> **Exercise details**
Copy every line of the data exactly, leaving nothing out.

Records
######
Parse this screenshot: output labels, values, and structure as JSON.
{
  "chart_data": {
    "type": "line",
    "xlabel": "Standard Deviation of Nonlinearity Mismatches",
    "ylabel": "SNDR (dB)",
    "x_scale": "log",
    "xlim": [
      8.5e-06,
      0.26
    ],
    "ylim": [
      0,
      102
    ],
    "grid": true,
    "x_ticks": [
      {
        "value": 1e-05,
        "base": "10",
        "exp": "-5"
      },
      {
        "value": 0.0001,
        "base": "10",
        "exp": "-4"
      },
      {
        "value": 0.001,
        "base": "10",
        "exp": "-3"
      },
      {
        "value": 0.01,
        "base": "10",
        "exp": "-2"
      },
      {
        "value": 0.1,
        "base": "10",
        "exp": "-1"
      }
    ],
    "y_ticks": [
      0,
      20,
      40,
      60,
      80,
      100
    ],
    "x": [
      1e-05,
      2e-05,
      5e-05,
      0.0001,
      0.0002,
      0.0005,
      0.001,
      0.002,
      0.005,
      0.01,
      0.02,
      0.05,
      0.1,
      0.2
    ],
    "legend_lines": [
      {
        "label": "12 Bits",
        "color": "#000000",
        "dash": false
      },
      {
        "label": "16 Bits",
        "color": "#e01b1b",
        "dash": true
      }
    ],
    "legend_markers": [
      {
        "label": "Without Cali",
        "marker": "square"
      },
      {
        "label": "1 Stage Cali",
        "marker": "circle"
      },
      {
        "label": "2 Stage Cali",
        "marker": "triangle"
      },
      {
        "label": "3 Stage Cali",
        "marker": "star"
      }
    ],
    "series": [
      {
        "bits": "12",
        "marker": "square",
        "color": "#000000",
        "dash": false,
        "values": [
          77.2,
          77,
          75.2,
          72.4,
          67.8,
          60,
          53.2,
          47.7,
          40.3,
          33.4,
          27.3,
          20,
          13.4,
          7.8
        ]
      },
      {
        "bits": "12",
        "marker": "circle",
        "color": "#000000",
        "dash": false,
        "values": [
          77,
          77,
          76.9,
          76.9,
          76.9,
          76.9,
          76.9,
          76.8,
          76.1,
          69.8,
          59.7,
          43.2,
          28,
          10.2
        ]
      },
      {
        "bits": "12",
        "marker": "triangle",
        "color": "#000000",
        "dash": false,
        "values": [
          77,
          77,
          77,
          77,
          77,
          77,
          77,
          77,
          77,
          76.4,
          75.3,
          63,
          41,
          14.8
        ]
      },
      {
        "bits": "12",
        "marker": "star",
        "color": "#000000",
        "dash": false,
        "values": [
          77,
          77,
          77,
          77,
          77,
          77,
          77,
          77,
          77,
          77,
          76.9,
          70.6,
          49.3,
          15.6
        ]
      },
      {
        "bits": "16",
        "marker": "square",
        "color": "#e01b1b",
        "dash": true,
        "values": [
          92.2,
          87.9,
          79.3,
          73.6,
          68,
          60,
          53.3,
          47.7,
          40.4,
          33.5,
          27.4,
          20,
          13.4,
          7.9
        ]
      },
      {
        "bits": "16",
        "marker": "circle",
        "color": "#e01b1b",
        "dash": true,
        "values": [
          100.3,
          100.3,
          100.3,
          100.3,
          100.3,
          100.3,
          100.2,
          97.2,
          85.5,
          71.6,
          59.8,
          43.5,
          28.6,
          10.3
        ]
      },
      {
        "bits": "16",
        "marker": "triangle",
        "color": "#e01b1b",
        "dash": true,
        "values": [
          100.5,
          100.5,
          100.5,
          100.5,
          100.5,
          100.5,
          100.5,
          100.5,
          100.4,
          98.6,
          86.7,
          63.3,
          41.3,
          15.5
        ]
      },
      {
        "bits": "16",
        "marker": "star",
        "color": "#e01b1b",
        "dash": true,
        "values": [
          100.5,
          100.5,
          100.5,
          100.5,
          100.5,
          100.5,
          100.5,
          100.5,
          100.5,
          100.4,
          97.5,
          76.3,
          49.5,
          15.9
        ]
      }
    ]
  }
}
######
> **Full output**
Parse this screenshot: output labels, values, and structure as JSON.
{
  "chart_data": {
    "type": "line",
    "xlabel": "Standard Deviation of Nonlinearity Mismatches",
    "ylabel": "SNDR (dB)",
    "x_scale": "log",
    "xlim": [
      8.5e-06,
      0.26
    ],
    "ylim": [
      0,
      102
    ],
    "grid": true,
    "x_ticks": [
      {
        "value": 1e-05,
        "base": "10",
        "exp": "-5"
      },
      {
        "value": 0.0001,
        "base": "10",
        "exp": "-4"
      },
      {
        "value": 0.001,
        "base": "10",
        "exp": "-3"
      },
      {
        "value": 0.01,
        "base": "10",
        "exp": "-2"
      },
      {
        "value": 0.1,
        "base": "10",
        "exp": "-1"
      }
    ],
    "y_ticks": [
      0,
      20,
      40,
      60,
      80,
      100
    ],
    "x": [
      1e-05,
      2e-05,
      5e-05,
      0.0001,
      0.0002,
      0.0005,
      0.001,
      0.002,
      0.005,
      0.01,
      0.02,
      0.05,
      0.1,
      0.2
    ],
    "legend_lines": [
      {
        "label": "12 Bits",
        "color": "#000000",
        "dash": false
      },
      {
        "label": "16 Bits",
        "color": "#e01b1b",
        "dash": true
      }
    ],
    "legend_markers": [
      {
        "label": "Without Cali",
        "marker": "square"
      },
      {
        "label": "1 Stage Cali",
        "marker": "circle"
      },
      {
        "label": "2 Stage Cali",
        "marker": "triangle"
      },
      {
        "label": "3 Stage Cali",
        "marker": "star"
      }
    ],
    "series": [
      {
        "bits": "12",
        "marker": "square",
        "color": "#000000",
        "dash": false,
        "values": [
          77.2,
          77,
          75.2,
          72.4,
          67.8,
          60,
          53.2,
          47.7,
          40.3,
          33.4,
          27.3,
          20,
          13.4,
          7.8
        ]
      },
      {
        "bits": "12",
        "marker": "circle",
        "color": "#000000",
        "dash": false,
        "values": [
          77,
          77,
          76.9,
          76.9,
          76.9,
          76.9,
          76.9,
          76.8,
          76.1,
          69.8,
          59.7,
          43.2,
          28,
          10.2
        ]
      },
      {
        "bits": "12",
        "marker": "triangle",
        "color": "#000000",
        "dash": false,
        "values": [
          77,
          77,
          77,
          77,
          77,
          77,
          77,
          77,
          77,
          76.4,
          75.3,
          63,
          41,
          14.8
        ]
      },
      {
        "bits": "12",
        "marker": "star",
        "color": "#000000",
        "dash": false,
        "values": [
          77,
          77,
          77,
          77,
          77,
          77,
          77,
          77,
          77,
          77,
          76.9,
          70.6,
          49.3,
          15.6
        ]
      },
      {
        "bits": "16",
        "marker": "square",
        "color": "#e01b1b",
        "dash": true,
        "values": [
          92.2,
          87.9,
          79.3,
          73.6,
          68,
          60,
          53.3,
          47.7,
          40.4,
          33.5,
          27.4,
          20,
          13.4,
          7.9
        ]
      },
      {
        "bits": "16",
        "marker": "circle",
        "color": "#e01b1b",
        "dash": true,
        "values": [
          100.3,
          100.3,
          100.3,
          100.3,
          100.3,
          100.3,
          100.2,
          97.2,
          85.5,
          71.6,
          59.8,
          43.5,
          28.6,
          10.3
        ]
      },
      {
        "bits": "16",
        "marker": "triangle",
        "color": "#e01b1b",
        "dash": true,
        "values": [
          100.5,
          100.5,
          100.5,
          100.5,
          100.5,
          100.5,
          100.5,
          100.5,
          100.4,
          98.6,
          86.7,
          63.3,
          41.3,
          15.5
        ]
      },
      {
        "bits": "16",
        "marker": "star",
        "color": "#e01b1b",
        "dash": true,
        "values": [
          100.5,
          100.5,
          100.5,
          100.5,
          100.5,
          100.5,
          100.5,
          100.5,
          100.5,
          100.4,
          97.5,
          76.3,
          49.5,
          15.9
        ]
      }
    ]
  }
}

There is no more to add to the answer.